Set exercise. Report how many lines hold the word "tapestry"; give nothing but the number.

Supplied material.
--- begin ---

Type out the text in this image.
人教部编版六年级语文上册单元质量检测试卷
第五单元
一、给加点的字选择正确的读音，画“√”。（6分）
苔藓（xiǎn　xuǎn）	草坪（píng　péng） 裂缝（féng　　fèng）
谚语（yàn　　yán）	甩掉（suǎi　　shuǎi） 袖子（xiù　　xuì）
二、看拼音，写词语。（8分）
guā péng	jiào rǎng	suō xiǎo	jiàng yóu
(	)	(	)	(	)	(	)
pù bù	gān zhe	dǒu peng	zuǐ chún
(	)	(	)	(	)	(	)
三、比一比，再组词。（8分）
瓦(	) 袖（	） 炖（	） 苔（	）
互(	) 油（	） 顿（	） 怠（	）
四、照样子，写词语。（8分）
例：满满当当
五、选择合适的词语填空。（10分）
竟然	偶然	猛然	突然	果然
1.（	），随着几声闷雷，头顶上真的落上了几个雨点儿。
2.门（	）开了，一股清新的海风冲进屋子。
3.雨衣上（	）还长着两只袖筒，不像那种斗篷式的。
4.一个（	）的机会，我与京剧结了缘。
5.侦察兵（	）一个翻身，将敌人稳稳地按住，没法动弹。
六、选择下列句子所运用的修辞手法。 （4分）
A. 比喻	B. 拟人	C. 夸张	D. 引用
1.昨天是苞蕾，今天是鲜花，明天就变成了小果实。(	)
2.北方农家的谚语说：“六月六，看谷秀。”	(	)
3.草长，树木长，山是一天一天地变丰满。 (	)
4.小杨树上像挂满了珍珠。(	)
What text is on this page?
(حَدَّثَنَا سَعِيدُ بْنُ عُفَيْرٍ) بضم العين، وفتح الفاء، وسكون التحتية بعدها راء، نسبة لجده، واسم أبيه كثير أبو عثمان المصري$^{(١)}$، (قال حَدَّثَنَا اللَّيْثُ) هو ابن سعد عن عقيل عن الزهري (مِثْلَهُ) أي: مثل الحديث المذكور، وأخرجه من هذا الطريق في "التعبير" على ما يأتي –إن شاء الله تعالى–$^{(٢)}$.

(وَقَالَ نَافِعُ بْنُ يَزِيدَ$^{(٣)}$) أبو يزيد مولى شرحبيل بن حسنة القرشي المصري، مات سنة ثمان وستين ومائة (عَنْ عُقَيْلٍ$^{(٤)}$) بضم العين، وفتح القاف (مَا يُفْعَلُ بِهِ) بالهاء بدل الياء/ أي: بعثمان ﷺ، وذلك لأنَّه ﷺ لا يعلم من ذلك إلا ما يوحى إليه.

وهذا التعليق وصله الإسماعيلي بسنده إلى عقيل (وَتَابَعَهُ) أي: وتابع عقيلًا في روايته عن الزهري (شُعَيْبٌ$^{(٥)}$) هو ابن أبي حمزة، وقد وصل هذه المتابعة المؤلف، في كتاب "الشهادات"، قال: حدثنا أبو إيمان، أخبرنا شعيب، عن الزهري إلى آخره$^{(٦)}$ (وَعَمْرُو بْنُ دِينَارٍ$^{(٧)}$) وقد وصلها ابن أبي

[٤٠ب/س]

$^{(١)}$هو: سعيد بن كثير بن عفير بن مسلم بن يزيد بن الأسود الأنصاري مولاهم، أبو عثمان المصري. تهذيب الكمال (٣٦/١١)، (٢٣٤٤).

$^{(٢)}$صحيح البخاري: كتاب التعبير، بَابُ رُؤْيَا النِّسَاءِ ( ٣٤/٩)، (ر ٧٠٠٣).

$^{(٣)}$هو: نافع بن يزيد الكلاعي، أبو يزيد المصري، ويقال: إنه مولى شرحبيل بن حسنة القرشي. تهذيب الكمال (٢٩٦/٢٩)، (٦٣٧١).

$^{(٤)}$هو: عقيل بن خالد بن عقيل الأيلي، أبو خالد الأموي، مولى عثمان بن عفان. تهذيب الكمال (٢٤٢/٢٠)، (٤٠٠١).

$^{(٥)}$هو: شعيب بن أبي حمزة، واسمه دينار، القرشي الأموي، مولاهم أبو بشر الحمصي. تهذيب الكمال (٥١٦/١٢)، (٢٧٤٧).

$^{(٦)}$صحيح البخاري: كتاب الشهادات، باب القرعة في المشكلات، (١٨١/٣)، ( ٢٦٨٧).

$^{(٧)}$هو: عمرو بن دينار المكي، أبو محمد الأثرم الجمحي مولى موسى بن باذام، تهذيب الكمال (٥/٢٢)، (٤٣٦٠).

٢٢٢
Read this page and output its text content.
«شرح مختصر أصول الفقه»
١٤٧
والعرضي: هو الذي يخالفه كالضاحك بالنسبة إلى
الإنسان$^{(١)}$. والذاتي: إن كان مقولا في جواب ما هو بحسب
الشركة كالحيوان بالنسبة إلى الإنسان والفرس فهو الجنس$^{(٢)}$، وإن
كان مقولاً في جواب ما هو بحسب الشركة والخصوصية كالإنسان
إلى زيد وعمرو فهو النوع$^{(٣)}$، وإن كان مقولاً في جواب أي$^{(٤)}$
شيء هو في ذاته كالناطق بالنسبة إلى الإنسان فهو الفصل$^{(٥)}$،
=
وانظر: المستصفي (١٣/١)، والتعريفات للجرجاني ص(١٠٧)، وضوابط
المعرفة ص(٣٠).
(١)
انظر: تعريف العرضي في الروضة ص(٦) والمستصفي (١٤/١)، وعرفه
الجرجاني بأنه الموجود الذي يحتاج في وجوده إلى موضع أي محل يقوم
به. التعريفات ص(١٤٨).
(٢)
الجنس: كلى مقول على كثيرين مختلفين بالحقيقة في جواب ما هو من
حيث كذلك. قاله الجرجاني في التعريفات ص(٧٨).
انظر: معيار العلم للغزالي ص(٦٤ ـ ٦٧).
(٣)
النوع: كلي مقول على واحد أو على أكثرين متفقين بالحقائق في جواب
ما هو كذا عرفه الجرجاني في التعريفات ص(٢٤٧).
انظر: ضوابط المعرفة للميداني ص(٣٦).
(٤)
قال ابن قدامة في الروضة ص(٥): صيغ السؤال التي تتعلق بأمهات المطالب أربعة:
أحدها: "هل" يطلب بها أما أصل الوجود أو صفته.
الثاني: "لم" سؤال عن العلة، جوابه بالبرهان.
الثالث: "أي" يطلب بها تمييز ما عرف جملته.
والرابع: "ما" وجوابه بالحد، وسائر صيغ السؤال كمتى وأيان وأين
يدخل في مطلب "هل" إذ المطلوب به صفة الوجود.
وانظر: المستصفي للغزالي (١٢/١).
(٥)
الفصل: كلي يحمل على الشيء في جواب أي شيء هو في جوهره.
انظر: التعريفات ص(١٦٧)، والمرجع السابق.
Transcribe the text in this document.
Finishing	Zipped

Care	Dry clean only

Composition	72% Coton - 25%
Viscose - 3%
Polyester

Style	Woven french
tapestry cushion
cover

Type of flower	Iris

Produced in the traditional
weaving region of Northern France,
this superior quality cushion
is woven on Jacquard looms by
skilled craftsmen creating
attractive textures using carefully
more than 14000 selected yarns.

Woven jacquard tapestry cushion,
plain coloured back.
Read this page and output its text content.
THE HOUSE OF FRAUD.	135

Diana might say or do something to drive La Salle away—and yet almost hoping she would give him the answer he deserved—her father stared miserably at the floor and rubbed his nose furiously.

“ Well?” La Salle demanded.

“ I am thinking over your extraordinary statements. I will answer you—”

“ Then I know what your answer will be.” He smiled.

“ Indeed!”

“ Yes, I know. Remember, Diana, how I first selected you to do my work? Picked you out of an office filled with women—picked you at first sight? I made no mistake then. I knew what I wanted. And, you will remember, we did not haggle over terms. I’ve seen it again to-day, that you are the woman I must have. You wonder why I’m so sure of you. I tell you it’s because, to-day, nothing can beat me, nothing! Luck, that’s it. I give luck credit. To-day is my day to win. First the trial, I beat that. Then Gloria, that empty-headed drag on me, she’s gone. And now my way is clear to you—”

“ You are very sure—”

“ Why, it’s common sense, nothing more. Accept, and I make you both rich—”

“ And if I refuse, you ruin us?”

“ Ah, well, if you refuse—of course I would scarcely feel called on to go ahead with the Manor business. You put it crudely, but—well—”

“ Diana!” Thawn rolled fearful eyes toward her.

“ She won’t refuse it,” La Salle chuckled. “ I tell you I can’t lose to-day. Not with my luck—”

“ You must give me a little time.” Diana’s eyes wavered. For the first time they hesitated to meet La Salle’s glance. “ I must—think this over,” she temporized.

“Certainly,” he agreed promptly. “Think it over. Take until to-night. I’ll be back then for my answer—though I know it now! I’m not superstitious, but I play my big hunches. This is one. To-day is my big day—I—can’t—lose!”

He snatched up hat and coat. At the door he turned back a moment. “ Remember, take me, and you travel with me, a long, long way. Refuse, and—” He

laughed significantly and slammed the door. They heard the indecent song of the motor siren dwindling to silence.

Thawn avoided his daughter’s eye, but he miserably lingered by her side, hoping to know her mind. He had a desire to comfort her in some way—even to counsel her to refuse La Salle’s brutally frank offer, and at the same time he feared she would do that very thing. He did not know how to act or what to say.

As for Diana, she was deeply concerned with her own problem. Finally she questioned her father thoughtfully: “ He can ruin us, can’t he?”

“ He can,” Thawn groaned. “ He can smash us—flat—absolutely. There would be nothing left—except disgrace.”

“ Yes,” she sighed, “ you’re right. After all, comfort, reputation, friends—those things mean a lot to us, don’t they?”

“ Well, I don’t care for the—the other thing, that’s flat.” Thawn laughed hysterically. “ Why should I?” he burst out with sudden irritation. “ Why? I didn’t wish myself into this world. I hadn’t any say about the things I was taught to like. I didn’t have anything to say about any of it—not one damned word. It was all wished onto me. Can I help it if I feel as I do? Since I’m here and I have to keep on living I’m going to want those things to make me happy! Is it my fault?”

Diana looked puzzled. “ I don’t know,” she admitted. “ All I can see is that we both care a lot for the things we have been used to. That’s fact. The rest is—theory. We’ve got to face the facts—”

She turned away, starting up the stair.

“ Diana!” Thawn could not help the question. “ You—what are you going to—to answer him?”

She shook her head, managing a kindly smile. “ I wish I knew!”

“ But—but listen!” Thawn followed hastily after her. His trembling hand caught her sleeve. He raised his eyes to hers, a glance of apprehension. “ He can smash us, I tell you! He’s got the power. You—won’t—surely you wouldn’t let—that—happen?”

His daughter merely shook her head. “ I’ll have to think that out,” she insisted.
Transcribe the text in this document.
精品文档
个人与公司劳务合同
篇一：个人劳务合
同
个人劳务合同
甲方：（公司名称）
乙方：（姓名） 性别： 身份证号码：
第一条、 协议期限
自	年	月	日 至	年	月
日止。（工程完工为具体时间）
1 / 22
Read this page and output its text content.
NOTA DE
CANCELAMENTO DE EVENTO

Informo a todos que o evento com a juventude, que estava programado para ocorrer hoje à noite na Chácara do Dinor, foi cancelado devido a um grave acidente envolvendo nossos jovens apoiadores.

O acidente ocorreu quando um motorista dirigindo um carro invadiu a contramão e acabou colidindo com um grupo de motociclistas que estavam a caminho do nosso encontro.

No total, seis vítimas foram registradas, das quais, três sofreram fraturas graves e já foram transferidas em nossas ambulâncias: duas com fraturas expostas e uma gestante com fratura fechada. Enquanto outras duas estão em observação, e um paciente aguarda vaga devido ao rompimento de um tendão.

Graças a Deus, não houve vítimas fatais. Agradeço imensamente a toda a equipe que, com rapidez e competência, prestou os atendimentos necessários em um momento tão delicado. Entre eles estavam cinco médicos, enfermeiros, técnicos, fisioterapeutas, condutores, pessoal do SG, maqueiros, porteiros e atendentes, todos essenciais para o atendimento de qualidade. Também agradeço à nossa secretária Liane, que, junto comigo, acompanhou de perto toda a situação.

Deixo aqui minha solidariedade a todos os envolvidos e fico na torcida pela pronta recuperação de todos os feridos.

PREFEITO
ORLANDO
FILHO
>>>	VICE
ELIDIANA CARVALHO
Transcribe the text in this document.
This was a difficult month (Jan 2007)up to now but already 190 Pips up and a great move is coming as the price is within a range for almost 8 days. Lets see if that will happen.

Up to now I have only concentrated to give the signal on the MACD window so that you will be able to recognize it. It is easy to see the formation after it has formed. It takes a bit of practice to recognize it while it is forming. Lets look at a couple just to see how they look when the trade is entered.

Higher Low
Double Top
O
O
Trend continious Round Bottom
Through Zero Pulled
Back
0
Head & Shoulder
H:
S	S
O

--- end ---

In response. 2